==== RECORD EXCERPTS ====

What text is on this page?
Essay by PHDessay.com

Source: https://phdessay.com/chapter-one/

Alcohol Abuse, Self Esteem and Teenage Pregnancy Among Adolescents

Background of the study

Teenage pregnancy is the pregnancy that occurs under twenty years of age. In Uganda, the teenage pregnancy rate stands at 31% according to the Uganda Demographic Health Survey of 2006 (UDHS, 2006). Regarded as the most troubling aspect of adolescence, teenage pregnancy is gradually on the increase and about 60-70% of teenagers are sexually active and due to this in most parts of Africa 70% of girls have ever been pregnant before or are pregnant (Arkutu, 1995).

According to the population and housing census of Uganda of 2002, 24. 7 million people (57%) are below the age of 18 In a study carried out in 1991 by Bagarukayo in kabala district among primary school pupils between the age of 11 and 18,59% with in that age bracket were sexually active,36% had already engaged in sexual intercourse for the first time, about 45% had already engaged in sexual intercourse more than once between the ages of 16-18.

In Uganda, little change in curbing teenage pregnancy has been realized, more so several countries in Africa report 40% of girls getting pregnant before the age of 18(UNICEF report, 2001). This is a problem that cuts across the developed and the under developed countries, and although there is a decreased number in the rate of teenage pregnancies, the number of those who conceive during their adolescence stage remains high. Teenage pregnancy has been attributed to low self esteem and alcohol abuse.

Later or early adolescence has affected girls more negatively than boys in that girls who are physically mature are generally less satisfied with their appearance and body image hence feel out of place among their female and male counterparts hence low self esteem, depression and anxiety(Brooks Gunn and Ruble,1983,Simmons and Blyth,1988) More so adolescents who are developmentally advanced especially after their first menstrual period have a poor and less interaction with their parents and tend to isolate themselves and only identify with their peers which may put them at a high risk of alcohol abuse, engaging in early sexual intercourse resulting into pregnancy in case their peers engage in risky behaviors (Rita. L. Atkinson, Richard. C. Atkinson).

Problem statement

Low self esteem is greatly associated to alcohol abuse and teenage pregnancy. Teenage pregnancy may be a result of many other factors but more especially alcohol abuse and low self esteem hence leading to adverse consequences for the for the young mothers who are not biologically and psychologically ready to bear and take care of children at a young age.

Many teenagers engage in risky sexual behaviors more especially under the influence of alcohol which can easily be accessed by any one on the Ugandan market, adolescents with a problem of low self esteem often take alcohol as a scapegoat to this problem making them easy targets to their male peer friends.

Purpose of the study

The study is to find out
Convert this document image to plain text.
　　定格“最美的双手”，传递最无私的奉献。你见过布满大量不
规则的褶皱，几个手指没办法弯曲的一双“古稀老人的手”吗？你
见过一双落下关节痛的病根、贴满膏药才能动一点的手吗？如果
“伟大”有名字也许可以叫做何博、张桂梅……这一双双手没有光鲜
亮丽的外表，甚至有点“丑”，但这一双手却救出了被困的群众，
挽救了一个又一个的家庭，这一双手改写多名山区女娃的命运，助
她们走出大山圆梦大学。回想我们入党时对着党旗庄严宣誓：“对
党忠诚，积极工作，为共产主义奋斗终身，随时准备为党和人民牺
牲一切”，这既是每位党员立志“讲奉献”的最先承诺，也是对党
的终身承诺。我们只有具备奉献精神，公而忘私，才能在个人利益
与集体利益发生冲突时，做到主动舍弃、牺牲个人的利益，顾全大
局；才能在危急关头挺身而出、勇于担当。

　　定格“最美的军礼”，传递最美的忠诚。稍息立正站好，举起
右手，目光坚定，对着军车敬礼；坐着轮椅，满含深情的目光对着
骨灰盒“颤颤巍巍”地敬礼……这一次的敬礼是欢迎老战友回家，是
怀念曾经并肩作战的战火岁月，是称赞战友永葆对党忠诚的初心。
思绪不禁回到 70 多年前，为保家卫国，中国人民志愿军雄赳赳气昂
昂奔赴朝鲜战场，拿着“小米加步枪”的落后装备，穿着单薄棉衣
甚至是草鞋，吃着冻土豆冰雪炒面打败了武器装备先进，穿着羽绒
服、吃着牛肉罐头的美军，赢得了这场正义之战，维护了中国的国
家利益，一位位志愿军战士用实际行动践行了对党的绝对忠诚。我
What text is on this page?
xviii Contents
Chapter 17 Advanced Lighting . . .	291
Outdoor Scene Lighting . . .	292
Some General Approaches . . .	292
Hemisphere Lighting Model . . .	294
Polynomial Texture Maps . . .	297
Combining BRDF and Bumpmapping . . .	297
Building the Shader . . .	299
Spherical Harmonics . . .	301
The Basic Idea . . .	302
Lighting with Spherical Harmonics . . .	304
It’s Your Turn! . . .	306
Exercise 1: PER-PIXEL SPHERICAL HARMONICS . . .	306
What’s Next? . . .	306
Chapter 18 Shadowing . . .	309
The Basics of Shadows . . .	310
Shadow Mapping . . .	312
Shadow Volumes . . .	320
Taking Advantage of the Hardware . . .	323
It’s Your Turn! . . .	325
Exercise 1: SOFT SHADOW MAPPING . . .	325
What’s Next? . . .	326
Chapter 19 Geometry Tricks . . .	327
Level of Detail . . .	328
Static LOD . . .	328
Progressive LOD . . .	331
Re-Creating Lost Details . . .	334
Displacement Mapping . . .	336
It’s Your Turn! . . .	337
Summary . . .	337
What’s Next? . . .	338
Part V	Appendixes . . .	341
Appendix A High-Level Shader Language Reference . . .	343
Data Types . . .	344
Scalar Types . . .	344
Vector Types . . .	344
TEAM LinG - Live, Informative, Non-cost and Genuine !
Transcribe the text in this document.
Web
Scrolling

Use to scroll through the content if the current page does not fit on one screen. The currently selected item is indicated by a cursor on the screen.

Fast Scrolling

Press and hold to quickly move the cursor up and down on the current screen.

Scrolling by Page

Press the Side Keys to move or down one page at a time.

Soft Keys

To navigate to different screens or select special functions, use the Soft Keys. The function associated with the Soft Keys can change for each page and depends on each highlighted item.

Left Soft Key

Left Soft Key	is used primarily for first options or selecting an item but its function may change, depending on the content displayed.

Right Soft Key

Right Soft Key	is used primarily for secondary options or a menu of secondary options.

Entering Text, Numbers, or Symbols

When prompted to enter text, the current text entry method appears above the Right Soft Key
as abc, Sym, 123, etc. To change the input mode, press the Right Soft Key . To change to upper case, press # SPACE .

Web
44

====

**EXERCISE DESCRIPTION**
Go through the records above, find every line with the word "function", and list those lines.

**WRITTEN SOLUTION**
To navigate to different screens or select special functions, use the Soft Keys. The function associated with the Soft Keys can change for each page and depends on each highlighted item.
Left Soft Key	is used primarily for first options or selecting an item but its function may change, depending on the content displayed.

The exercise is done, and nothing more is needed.